## START
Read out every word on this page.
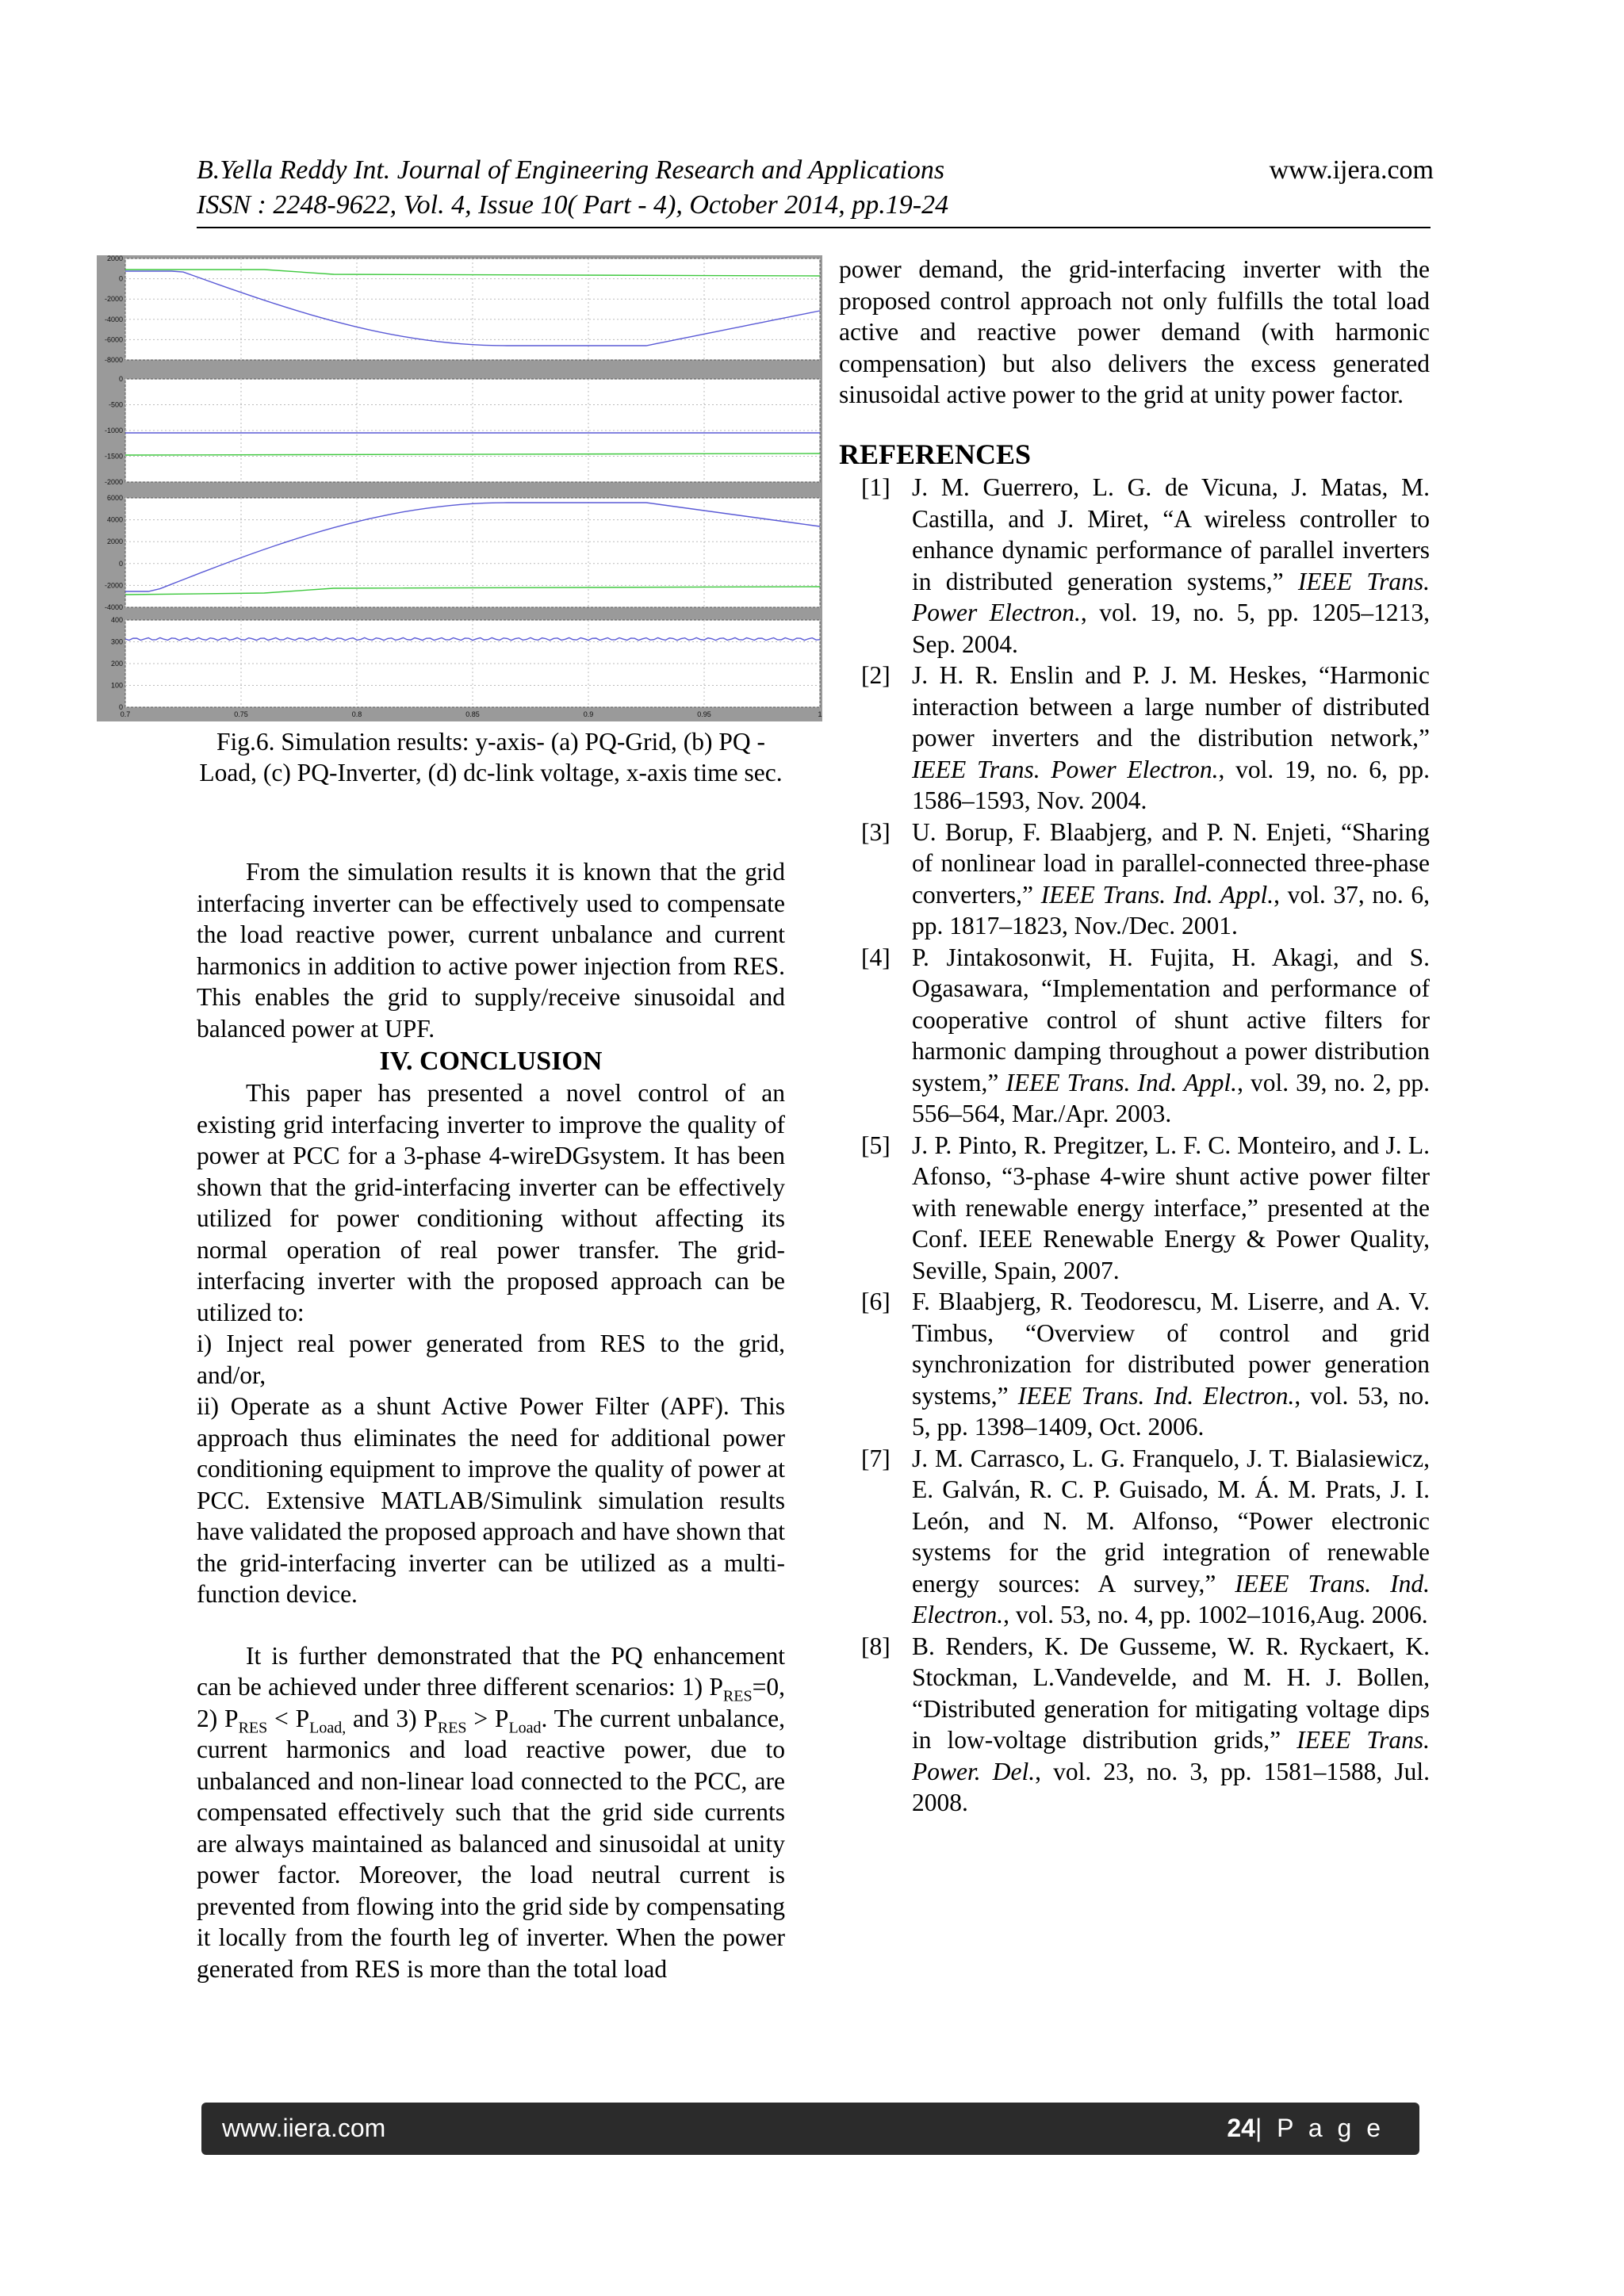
B.Yella Reddy Int. Journal of Engineering Research and Applications	www.ijera.com
ISSN : 2248-9622, Vol. 4, Issue 10( Part - 4), October 2014, pp.19-24
2000
0
-2000
-4000
-6000
-8000
0
-500
-1000
-1500
-2000
6000
4000
2000
0
-2000
-4000
400
300
200
100
0
0.7	0.75	0.8	0.85	0.9	0.95	1
Fig.6. Simulation results: y-axis- (a) PQ-Grid, (b) PQ -Load, (c) PQ-Inverter, (d) dc-link voltage, x-axis time sec.

From the simulation results it is known that the grid interfacing inverter can be effectively used to compensate the load reactive power, current unbalance and current harmonics in addition to active power injection from RES. This enables the grid to supply/receive sinusoidal and balanced power at UPF.

IV. CONCLUSION

This paper has presented a novel control of an existing grid interfacing inverter to improve the quality of power at PCC for a 3-phase 4-wireDGsystem. It has been shown that the grid-interfacing inverter can be effectively utilized for power conditioning without affecting its normal operation of real power transfer. The grid-interfacing inverter with the proposed approach can be utilized to:

i) Inject real power generated from RES to the grid, and/or,

ii) Operate as a shunt Active Power Filter (APF). This approach thus eliminates the need for additional power conditioning equipment to improve the quality of power at PCC. Extensive MATLAB/Simulink simulation results have validated the proposed approach and have shown that the grid-interfacing inverter can be utilized as a multi-function device.

It is further demonstrated that the PQ enhancement can be achieved under three different scenarios: 1) $P_{RES}=0$, 2) $P_{RES} < P_{Load,}$ and 3) $P_{RES} > P_{Load}$. The current unbalance, current harmonics and load reactive power, due to unbalanced and non-linear load connected to the PCC, are compensated effectively such that the grid side currents are always maintained as balanced and sinusoidal at unity power factor. Moreover, the load neutral current is prevented from flowing into the grid side by compensating it locally from the fourth leg of inverter. When the power generated from RES is more than the total load

power demand, the grid-interfacing inverter with the proposed control approach not only fulfills the total load active and reactive power demand (with harmonic compensation) but also delivers the excess generated sinusoidal active power to the grid at unity power factor.

REFERENCES
[1] J. M. Guerrero, L. G. de Vicuna, J. Matas, M. Castilla, and J. Miret, “A wireless controller to enhance dynamic performance of parallel inverters in distributed generation systems,” IEEE Trans. Power Electron., vol. 19, no. 5, pp. 1205–1213, Sep. 2004.
[2] J. H. R. Enslin and P. J. M. Heskes, “Harmonic interaction between a large number of distributed power inverters and the distribution network,” IEEE Trans. Power Electron., vol. 19, no. 6, pp. 1586–1593, Nov. 2004.
[3] U. Borup, F. Blaabjerg, and P. N. Enjeti, “Sharing of nonlinear load in parallel-connected three-phase converters,” IEEE Trans. Ind. Appl., vol. 37, no. 6, pp. 1817–1823, Nov./Dec. 2001.
[4] P. Jintakosonwit, H. Fujita, H. Akagi, and S. Ogasawara, “Implementation and performance of cooperative control of shunt active filters for harmonic damping throughout a power distribution system,” IEEE Trans. Ind. Appl., vol. 39, no. 2, pp. 556–564, Mar./Apr. 2003.
[5] J. P. Pinto, R. Pregitzer, L. F. C. Monteiro, and J. L. Afonso, “3-phase 4-wire shunt active power filter with renewable energy interface,” presented at the Conf. IEEE Renewable Energy & Power Quality, Seville, Spain, 2007.
[6] F. Blaabjerg, R. Teodorescu, M. Liserre, and A. V. Timbus, “Overview of control and grid synchronization for distributed power generation systems,” IEEE Trans. Ind. Electron., vol. 53, no. 5, pp. 1398–1409, Oct. 2006.
[7] J. M. Carrasco, L. G. Franquelo, J. T. Bialasiewicz, E. Galván, R. C. P. Guisado, M. Á. M. Prats, J. I. León, and N. M. Alfonso, “Power electronic systems for the grid integration of renewable energy sources: A survey,” IEEE Trans. Ind. Electron., vol. 53, no. 4, pp. 1002–1016,Aug. 2006.
[8] B. Renders, K. De Gusseme, W. R. Ryckaert, K. Stockman, L.Vandevelde, and M. H. J. Bollen, “Distributed generation for mitigating voltage dips in low-voltage distribution grids,” IEEE Trans. Power. Del., vol. 23, no. 3, pp. 1581–1588, Jul. 2008.
www.iiera.com	24| P a g e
## END
TASK BRIEF
Find the word "performance" in the entries above and gather every line that holds it.

EXERCISE RESULT
[1] J. M. Guerrero, L. G. de Vicuna, J. Matas, M. Castilla, and J. Miret, “A wireless controller to enhance dynamic performance of parallel inverters in distributed generation systems,” IEEE Trans. Power Electron., vol. 19, no. 5, pp. 1205–1213, Sep. 2004.
[4] P. Jintakosonwit, H. Fujita, H. Akagi, and S. Ogasawara, “Implementation and performance of cooperative control of shunt active filters for harmonic damping throughout a power distribution system,” IEEE Trans. Ind. Appl., vol. 39, no. 2, pp. 556–564, Mar./Apr. 2003.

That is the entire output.